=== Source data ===
__________________________________________________
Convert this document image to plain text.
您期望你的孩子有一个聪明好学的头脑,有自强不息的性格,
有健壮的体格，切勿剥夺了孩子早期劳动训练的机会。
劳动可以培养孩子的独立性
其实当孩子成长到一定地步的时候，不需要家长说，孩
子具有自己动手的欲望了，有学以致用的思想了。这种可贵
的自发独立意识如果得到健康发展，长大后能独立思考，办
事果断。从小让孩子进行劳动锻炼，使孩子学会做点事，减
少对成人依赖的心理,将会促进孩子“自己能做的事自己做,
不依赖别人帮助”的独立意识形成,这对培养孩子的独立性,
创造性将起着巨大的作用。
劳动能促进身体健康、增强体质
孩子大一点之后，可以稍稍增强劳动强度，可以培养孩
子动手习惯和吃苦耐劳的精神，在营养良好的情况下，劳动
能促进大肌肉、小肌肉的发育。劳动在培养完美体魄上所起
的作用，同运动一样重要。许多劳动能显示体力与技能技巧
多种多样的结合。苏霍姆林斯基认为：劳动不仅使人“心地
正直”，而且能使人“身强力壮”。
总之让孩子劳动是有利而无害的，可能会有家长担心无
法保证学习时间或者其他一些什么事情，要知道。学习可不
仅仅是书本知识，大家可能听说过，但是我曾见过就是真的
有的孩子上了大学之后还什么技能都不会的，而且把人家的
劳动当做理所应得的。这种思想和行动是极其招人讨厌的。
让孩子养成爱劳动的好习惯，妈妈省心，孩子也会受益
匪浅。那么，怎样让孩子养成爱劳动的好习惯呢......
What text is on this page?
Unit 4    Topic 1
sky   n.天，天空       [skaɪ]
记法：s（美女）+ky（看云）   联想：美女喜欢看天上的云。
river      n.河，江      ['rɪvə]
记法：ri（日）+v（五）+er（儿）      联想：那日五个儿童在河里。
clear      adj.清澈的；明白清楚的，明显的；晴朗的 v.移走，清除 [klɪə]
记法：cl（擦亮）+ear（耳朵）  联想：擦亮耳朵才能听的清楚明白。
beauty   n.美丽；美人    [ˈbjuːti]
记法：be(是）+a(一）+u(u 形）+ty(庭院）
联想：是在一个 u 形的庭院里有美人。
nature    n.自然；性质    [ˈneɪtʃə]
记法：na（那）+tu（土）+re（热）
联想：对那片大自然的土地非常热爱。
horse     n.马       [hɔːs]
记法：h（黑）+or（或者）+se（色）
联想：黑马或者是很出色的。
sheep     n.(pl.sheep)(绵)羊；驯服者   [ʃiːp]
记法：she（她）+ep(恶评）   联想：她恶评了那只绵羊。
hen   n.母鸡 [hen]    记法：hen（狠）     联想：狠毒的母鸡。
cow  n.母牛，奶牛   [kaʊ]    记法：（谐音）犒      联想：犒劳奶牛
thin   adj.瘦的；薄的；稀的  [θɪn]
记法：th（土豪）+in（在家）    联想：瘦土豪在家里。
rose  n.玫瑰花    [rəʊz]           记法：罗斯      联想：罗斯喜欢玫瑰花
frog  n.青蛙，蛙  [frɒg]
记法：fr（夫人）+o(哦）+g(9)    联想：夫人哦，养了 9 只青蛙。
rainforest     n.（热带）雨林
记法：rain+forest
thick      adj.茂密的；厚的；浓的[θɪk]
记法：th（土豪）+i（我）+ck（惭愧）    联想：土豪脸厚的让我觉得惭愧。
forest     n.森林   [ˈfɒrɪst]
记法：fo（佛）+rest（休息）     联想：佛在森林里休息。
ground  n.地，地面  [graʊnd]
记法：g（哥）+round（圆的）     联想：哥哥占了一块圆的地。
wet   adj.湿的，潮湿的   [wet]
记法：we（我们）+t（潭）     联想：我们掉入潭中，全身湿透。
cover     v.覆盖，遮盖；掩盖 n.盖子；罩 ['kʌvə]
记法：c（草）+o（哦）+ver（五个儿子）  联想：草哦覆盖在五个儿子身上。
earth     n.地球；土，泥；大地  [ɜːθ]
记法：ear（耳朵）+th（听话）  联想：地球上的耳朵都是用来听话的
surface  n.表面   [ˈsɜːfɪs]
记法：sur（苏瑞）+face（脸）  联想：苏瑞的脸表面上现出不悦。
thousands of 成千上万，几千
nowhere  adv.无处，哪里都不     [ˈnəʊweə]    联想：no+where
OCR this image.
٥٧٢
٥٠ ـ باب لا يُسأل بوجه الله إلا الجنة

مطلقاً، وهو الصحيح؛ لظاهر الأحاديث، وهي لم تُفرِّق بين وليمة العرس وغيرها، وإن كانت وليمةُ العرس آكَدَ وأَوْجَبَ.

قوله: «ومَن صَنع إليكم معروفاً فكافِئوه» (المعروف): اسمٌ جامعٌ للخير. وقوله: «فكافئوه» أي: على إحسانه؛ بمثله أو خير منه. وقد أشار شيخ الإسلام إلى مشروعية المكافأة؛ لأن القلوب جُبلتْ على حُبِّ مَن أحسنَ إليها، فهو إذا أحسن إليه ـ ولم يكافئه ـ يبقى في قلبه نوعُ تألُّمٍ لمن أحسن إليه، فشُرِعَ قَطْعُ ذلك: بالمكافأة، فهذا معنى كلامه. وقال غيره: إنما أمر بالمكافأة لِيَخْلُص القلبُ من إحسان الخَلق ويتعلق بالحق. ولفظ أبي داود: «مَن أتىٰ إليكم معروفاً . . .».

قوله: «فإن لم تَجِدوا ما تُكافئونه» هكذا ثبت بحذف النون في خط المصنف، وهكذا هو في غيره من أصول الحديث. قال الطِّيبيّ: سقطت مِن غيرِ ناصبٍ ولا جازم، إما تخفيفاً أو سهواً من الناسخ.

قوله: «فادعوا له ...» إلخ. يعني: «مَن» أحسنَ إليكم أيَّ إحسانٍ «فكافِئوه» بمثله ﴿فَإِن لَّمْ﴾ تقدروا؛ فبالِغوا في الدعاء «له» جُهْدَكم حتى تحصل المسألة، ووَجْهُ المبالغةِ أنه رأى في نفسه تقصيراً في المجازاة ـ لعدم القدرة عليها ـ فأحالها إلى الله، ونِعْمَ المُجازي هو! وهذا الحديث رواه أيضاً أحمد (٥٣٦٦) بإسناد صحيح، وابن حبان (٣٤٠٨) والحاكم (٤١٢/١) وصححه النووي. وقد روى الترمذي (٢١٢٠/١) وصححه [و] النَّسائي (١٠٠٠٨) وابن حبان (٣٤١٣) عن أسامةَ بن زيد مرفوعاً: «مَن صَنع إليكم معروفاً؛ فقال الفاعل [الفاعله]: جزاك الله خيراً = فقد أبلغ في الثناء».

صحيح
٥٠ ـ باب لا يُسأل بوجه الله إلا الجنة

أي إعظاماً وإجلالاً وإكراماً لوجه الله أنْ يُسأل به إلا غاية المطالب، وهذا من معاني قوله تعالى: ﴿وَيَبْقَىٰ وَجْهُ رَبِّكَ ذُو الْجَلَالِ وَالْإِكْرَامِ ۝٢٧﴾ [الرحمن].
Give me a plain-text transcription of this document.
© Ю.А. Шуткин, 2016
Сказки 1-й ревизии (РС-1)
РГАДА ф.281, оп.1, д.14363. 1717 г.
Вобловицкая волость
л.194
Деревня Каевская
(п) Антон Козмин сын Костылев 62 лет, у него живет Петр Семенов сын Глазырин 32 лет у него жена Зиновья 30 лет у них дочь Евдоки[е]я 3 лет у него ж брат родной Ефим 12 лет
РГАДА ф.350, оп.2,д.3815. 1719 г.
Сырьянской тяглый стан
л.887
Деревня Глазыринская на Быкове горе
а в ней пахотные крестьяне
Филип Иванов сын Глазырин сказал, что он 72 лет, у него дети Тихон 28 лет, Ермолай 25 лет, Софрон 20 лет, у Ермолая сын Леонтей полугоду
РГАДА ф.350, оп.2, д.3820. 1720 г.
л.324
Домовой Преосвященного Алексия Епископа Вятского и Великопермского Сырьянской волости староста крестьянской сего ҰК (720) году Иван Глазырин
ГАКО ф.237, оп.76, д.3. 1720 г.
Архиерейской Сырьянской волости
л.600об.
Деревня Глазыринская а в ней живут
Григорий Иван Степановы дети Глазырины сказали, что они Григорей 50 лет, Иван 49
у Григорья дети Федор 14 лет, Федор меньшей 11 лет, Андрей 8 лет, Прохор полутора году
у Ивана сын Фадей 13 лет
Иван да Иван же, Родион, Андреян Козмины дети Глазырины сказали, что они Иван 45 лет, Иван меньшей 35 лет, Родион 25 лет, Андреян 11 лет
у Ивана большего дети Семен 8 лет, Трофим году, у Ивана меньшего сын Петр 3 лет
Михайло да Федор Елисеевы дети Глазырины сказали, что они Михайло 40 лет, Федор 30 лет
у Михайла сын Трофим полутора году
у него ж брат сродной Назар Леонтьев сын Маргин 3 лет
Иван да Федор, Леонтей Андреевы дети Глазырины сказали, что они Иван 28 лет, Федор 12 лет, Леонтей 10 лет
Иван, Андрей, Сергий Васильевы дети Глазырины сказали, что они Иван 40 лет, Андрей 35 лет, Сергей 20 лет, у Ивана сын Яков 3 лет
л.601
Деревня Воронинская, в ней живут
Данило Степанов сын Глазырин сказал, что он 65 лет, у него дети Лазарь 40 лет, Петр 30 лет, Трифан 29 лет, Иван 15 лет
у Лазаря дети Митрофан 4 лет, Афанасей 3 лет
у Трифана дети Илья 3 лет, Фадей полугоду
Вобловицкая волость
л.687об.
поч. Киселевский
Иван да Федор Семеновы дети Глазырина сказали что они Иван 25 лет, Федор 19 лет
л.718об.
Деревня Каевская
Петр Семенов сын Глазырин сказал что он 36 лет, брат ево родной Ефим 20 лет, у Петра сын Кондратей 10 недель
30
__________________________________________________
All lines holding the word "живут" should be picked out and copied.

=== Task result ===
Деревня Глазыринская а в ней живут
Деревня Воронинская, в ней живут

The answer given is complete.